EXERCISE DETAILS:
Put every line of the material below into a JSON list of strings, with one string per line and no blank lines. Leave the pictures out.

[START LISTED RECORDS]

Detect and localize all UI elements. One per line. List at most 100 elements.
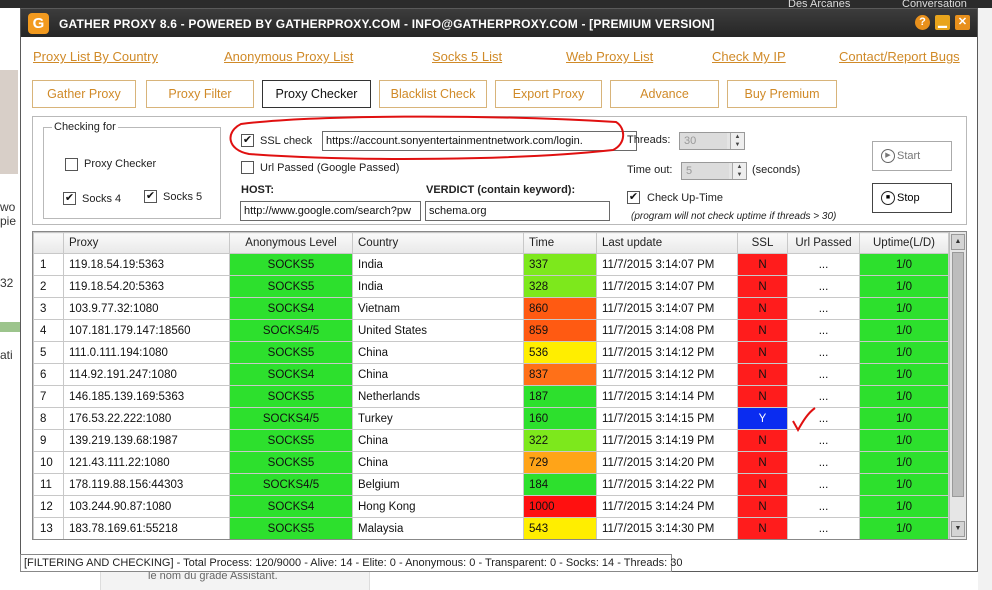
timeout-stepper[interactable]: 5 ▲ ▼ <box>681 162 747 180</box>
cell-last-update: 11/7/2015 3:14:14 PM <box>596 385 738 408</box>
table-row[interactable]: 4 107.181.179.147:18560 SOCKS4/5 United Sta… <box>33 319 949 342</box>
tab-proxy-checker[interactable]: Proxy Checker <box>262 80 371 108</box>
background-avatar <box>0 70 18 174</box>
table-row[interactable]: 6 114.92.191.247:1080 SOCKS4 China 837 11/7/2… <box>33 363 949 386</box>
cell-last-update: 11/7/2015 3:14:22 PM <box>596 473 738 496</box>
timeout-label: Time out: <box>627 164 673 176</box>
table-row[interactable]: 2 119.18.54.20:5363 SOCKS5 India 328 11/7/201… <box>33 275 949 298</box>
scroll-down-icon[interactable]: ▼ <box>951 521 965 537</box>
column-header-url-passed[interactable]: Url Passed <box>787 232 860 254</box>
link-socks5-list[interactable]: Socks 5 List <box>432 49 502 64</box>
scroll-up-icon[interactable]: ▲ <box>951 234 965 250</box>
socks5-label: Socks 5 <box>163 191 203 203</box>
background-page-left: wo pie 32 ati <box>0 8 20 590</box>
background-text-fragment: pie <box>0 214 17 228</box>
cell-proxy: 139.219.139.68:1987 <box>63 429 230 452</box>
table-row[interactable]: 5 111.0.111.194:1080 SOCKS5 China 536 11/7/20… <box>33 341 949 364</box>
cell-ssl: N <box>737 517 788 539</box>
cell-url-passed: ... <box>787 429 860 452</box>
column-header-anonymous-level[interactable]: Anonymous Level <box>229 232 353 254</box>
table-row[interactable]: 1 119.18.54.19:5363 SOCKS5 India 337 11/7/201… <box>33 253 949 276</box>
threads-stepper[interactable]: 30 ▲ ▼ <box>679 132 745 150</box>
timeout-up-icon[interactable]: ▲ <box>732 163 746 171</box>
column-header-ssl[interactable]: SSL <box>737 232 788 254</box>
tab-blacklist-check[interactable]: Blacklist Check <box>379 80 487 108</box>
column-header-last-update[interactable]: Last update <box>596 232 738 254</box>
cell-uptime: 1/0 <box>859 429 949 452</box>
socks4-label: Socks 4 <box>82 193 122 205</box>
column-header-proxy[interactable]: Proxy <box>63 232 230 254</box>
column-header-time[interactable]: Time <box>523 232 597 254</box>
background-text-fragment: ati <box>0 348 13 362</box>
cell-uptime: 1/0 <box>859 341 949 364</box>
column-header-index[interactable] <box>33 232 64 254</box>
cell-last-update: 11/7/2015 3:14:07 PM <box>596 253 738 276</box>
link-contact-report-bugs[interactable]: Contact/Report Bugs <box>839 49 960 64</box>
cell-last-update: 11/7/2015 3:14:15 PM <box>596 407 738 430</box>
cell-anonymous-level: SOCKS4 <box>229 363 353 386</box>
url-passed-checkbox[interactable] <box>241 161 254 174</box>
cell-last-update: 11/7/2015 3:14:07 PM <box>596 297 738 320</box>
table-row[interactable]: 8 176.53.22.222:1080 SOCKS4/5 Turkey 160 11/7… <box>33 407 949 430</box>
link-anonymous-proxy-list[interactable]: Anonymous Proxy List <box>224 49 353 64</box>
ssl-url-input[interactable]: https://account.sonyentertainmentnetwork… <box>322 131 637 151</box>
start-button[interactable]: ▶ Start <box>872 141 952 171</box>
cell-proxy: 114.92.191.247:1080 <box>63 363 230 386</box>
minimize-button[interactable]: ▁ <box>935 15 950 30</box>
seconds-label: (seconds) <box>752 164 801 176</box>
tab-gather-proxy[interactable]: Gather Proxy <box>32 80 136 108</box>
host-input[interactable]: http://www.google.com/search?pw <box>240 201 421 221</box>
cell-url-passed: ... <box>787 341 860 364</box>
cell-time: 328 <box>523 275 597 298</box>
cell-anonymous-level: SOCKS5 <box>229 275 353 298</box>
link-check-my-ip[interactable]: Check My IP <box>712 49 786 64</box>
table-row[interactable]: 12 103.244.90.87:1080 SOCKS4 Hong Kong 1000 1… <box>33 495 949 518</box>
tab-advance[interactable]: Advance <box>610 80 719 108</box>
timeout-down-icon[interactable]: ▼ <box>732 171 746 179</box>
cell-uptime: 1/0 <box>859 363 949 386</box>
cell-anonymous-level: SOCKS4/5 <box>229 473 353 496</box>
tab-export-proxy[interactable]: Export Proxy <box>495 80 602 108</box>
cell-ssl: N <box>737 341 788 364</box>
background-page-right <box>978 8 992 590</box>
table-row[interactable]: 10 121.43.111.22:1080 SOCKS5 China 729 11/7/2… <box>33 451 949 474</box>
table-row[interactable]: 9 139.219.139.68:1987 SOCKS5 China 322 11/7/2… <box>33 429 949 452</box>
grid-scrollbar[interactable]: ▲ ▼ <box>949 232 966 539</box>
cell-url-passed: ... <box>787 319 860 342</box>
column-header-uptime[interactable]: Uptime(L/D) <box>859 232 949 254</box>
link-proxy-list-by-country[interactable]: Proxy List By Country <box>33 49 158 64</box>
table-row[interactable]: 7 146.185.139.169:5363 SOCKS5 Netherlands 18… <box>33 385 949 408</box>
scroll-thumb[interactable] <box>952 252 964 497</box>
tab-proxy-filter[interactable]: Proxy Filter <box>146 80 254 108</box>
tab-buy-premium[interactable]: Buy Premium <box>727 80 837 108</box>
uptime-checkbox[interactable]: ✔ <box>627 191 640 204</box>
cell-proxy: 103.244.90.87:1080 <box>63 495 230 518</box>
cell-proxy: 183.78.169.61:55218 <box>63 517 230 539</box>
table-header-row: Proxy Anonymous Level Country Time Last … <box>33 232 949 254</box>
cell-index: 4 <box>33 319 64 342</box>
table-row[interactable]: 3 103.9.77.32:1080 SOCKS4 Vietnam 860 11/7/20… <box>33 297 949 320</box>
cell-time: 536 <box>523 341 597 364</box>
cell-country: United States <box>352 319 524 342</box>
table-row[interactable]: 13 183.78.169.61:55218 SOCKS5 Malaysia 543 11… <box>33 517 949 539</box>
cell-ssl: N <box>737 473 788 496</box>
cell-url-passed: ... <box>787 253 860 276</box>
cell-index: 6 <box>33 363 64 386</box>
stop-button[interactable]: ■ Stop <box>872 183 952 213</box>
ssl-check-checkbox[interactable]: ✔ <box>241 134 254 147</box>
socks4-checkbox[interactable]: ✔ <box>63 192 76 205</box>
proxy-checker-checkbox[interactable] <box>65 158 78 171</box>
socks5-checkbox[interactable]: ✔ <box>144 190 157 203</box>
link-web-proxy-list[interactable]: Web Proxy List <box>566 49 653 64</box>
close-button[interactable]: ✕ <box>955 15 970 30</box>
column-header-country[interactable]: Country <box>352 232 524 254</box>
cell-url-passed: ... <box>787 385 860 408</box>
threads-down-icon[interactable]: ▼ <box>730 141 744 149</box>
table-row[interactable]: 11 178.119.88.156:44303 SOCKS4/5 Belgium 184… <box>33 473 949 496</box>
threads-up-icon[interactable]: ▲ <box>730 133 744 141</box>
cell-last-update: 11/7/2015 3:14:12 PM <box>596 341 738 364</box>
cell-uptime: 1/0 <box>859 517 949 539</box>
verdict-input[interactable]: schema.org <box>425 201 610 221</box>
cell-uptime: 1/0 <box>859 319 949 342</box>
help-button[interactable]: ? <box>915 15 930 30</box>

[END LISTED RECORDS]

REPLY:
[
  "Detect and localize all UI elements. One per line. List at most 100 elements.",
  "timeout-stepper[interactable]: 5 ▲ ▼ <box>681 162 747 180</box>",
  "cell-last-update: 11/7/2015 3:14:14 PM <box>596 385 738 408</box>",
  "table-row[interactable]: 4 107.181.179.147:18560 SOCKS4/5 United Sta… <box>33 319 949 342</box>",
  "tab-proxy-checker[interactable]: Proxy Checker <box>262 80 371 108</box>",
  "background-avatar <box>0 70 18 174</box>",
  "table-row[interactable]: 6 114.92.191.247:1080 SOCKS4 China 837 11/7/2… <box>33 363 949 386</box>",
  "cell-last-update: 11/7/2015 3:14:22 PM <box>596 473 738 496</box>",
  "timeout-label: Time out: <box>627 164 673 176</box>",
  "table-row[interactable]: 2 119.18.54.20:5363 SOCKS5 India 328 11/7/201… <box>33 275 949 298</box>",
  "scroll-down-icon[interactable]: ▼ <box>951 521 965 537</box>",
  "column-header-url-passed[interactable]: Url Passed <box>787 232 860 254</box>",
  "link-socks5-list[interactable]: Socks 5 List <box>432 49 502 64</box>",
  "scroll-up-icon[interactable]: ▲ <box>951 234 965 250</box>",
  "socks5-label: Socks 5 <box>163 191 203 203</box>",
  "background-page-left: wo pie 32 ati <box>0 8 20 590</box>",
  "background-text-fragment: pie <box>0 214 17 228</box>",
  "cell-proxy: 139.219.139.68:1987 <box>63 429 230 452</box>",
  "table-row[interactable]: 5 111.0.111.194:1080 SOCKS5 China 536 11/7/20… <box>33 341 949 364</box>",
  "cell-ssl: N <box>737 517 788 539</box>",
  "cell-url-passed: ... <box>787 429 860 452</box>",
  "column-header-anonymous-level[interactable]: Anonymous Level <box>229 232 353 254</box>",
  "table-row[interactable]: 1 119.18.54.19:5363 SOCKS5 India 337 11/7/201… <box>33 253 949 276</box>",
  "threads-stepper[interactable]: 30 ▲ ▼ <box>679 132 745 150</box>",
  "timeout-up-icon[interactable]: ▲ <box>732 163 746 171</box>",
  "column-header-ssl[interactable]: SSL <box>737 232 788 254</box>",
  "tab-blacklist-check[interactable]: Blacklist Check <box>379 80 487 108</box>",
  "column-header-last-update[interactable]: Last update <box>596 232 738 254</box>",
  "cell-uptime: 1/0 <box>859 429 949 452</box>",
  "socks4-label: Socks 4 <box>82 193 122 205</box>",
  "column-header-proxy[interactable]: Proxy <box>63 232 230 254</box>",
  "column-header-time[interactable]: Time <box>523 232 597 254</box>",
  "background-text-fragment: ati <box>0 348 13 362</box>",
  "cell-uptime: 1/0 <box>859 341 949 364</box>",
  "column-header-index[interactable] <box>33 232 64 254</box>",
  "cell-last-update: 11/7/2015 3:14:07 PM <box>596 253 738 276</box>",
  "link-contact-report-bugs[interactable]: Contact/Report Bugs <box>839 49 960 64</box>",
  "cell-last-update: 11/7/2015 3:14:15 PM <box>596 407 738 430</box>",
  "cell-anonymous-level: SOCKS4 <box>229 363 353 386</box>",
  "url-passed-checkbox[interactable] <box>241 161 254 174</box>",
  "cell-last-update: 11/7/2015 3:14:07 PM <box>596 297 738 320</box>",
  "table-row[interactable]: 8 176.53.22.222:1080 SOCKS4/5 Turkey 160 11/7… <box>33 407 949 430</box>",
  "link-anonymous-proxy-list[interactable]: Anonymous Proxy List <box>224 49 353 64</box>",
  "ssl-url-input[interactable]: https://account.sonyentertainmentnetwork… <box>322 131 637 151</box>",
  "start-button[interactable]: ▶ Start <box>872 141 952 171</box>",
  "cell-proxy: 114.92.191.247:1080 <box>63 363 230 386</box>",
  "minimize-button[interactable]: ▁ <box>935 15 950 30</box>",
  "seconds-label: (seconds) <box>752 164 801 176</box>",
  "tab-gather-proxy[interactable]: Gather Proxy <box>32 80 136 108</box>",
  "host-input[interactable]: http://www.google.com/search?pw <box>240 201 421 221</box>",
  "cell-url-passed: ... <box>787 341 860 364</box>",
  "cell-time: 328 <box>523 275 597 298</box>",
  "cell-anonymous-level: SOCKS5 <box>229 275 353 298</box>",
  "link-check-my-ip[interactable]: Check My IP <box>712 49 786 64</box>",
  "table-row[interactable]: 12 103.244.90.87:1080 SOCKS4 Hong Kong 1000 1… <box>33 495 949 518</box>",
  "tab-advance[interactable]: Advance <box>610 80 719 108</box>",
  "timeout-down-icon[interactable]: ▼ <box>732 171 746 179</box>",
  "cell-uptime: 1/0 <box>859 363 949 386</box>",
  "cell-anonymous-level: SOCKS4/5 <box>229 473 353 496</box>",
  "tab-export-proxy[interactable]: Export Proxy <box>495 80 602 108</box>",
  "cell-ssl: N <box>737 341 788 364</box>",
  "background-page-right <box>978 8 992 590</box>",
  "table-row[interactable]: 10 121.43.111.22:1080 SOCKS5 China 729 11/7/2… <box>33 451 949 474</box>",
  "table-row[interactable]: 9 139.219.139.68:1987 SOCKS5 China 322 11/7/2… <box>33 429 949 452</box>",
  "grid-scrollbar[interactable]: ▲ ▼ <box>949 232 966 539</box>",
  "cell-url-passed: ... <box>787 319 860 342</box>",
  "column-header-uptime[interactable]: Uptime(L/D) <box>859 232 949 254</box>",
  "link-proxy-list-by-country[interactable]: Proxy List By Country <box>33 49 158 64</box>",
  "table-row[interactable]: 7 146.185.139.169:5363 SOCKS5 Netherlands 18… <box>33 385 949 408</box>",
  "scroll-thumb[interactable] <box>952 252 964 497</box>",
  "tab-proxy-filter[interactable]: Proxy Filter <box>146 80 254 108</box>",
  "tab-buy-premium[interactable]: Buy Premium <box>727 80 837 108</box>",
  "uptime-checkbox[interactable]: ✔ <box>627 191 640 204</box>",
  "cell-proxy: 103.244.90.87:1080 <box>63 495 230 518</box>",
  "cell-proxy: 183.78.169.61:55218 <box>63 517 230 539</box>",
  "table-header-row: Proxy Anonymous Level Country Time Last … <box>33 232 949 254</box>",
  "cell-index: 4 <box>33 319 64 342</box>",
  "table-row[interactable]: 3 103.9.77.32:1080 SOCKS4 Vietnam 860 11/7/20… <box>33 297 949 320</box>",
  "cell-time: 536 <box>523 341 597 364</box>",
  "cell-country: United States <box>352 319 524 342</box>",
  "table-row[interactable]: 13 183.78.169.61:55218 SOCKS5 Malaysia 543 11… <box>33 517 949 539</box>",
  "cell-ssl: N <box>737 473 788 496</box>",
  "cell-url-passed: ... <box>787 253 860 276</box>",
  "cell-index: 6 <box>33 363 64 386</box>",
  "stop-button[interactable]: ■ Stop <box>872 183 952 213</box>",
  "ssl-check-checkbox[interactable]: ✔ <box>241 134 254 147</box>",
  "socks4-checkbox[interactable]: ✔ <box>63 192 76 205</box>",
  "proxy-checker-checkbox[interactable] <box>65 158 78 171</box>",
  "socks5-checkbox[interactable]: ✔ <box>144 190 157 203</box>",
  "link-web-proxy-list[interactable]: Web Proxy List <box>566 49 653 64</box>",
  "close-button[interactable]: ✕ <box>955 15 970 30</box>",
  "column-header-country[interactable]: Country <box>352 232 524 254</box>",
  "cell-url-passed: ... <box>787 385 860 408</box>",
  "threads-down-icon[interactable]: ▼ <box>730 141 744 149</box>",
  "table-row[interactable]: 11 178.119.88.156:44303 SOCKS4/5 Belgium 184… <box>33 473 949 496</box>",
  "threads-up-icon[interactable]: ▲ <box>730 133 744 141</box>",
  "cell-last-update: 11/7/2015 3:14:12 PM <box>596 341 738 364</box>",
  "cell-uptime: 1/0 <box>859 517 949 539</box>",
  "verdict-input[interactable]: schema.org <box>425 201 610 221</box>",
  "cell-uptime: 1/0 <box>859 319 949 342</box>",
  "help-button[interactable]: ? <box>915 15 930 30</box>"
]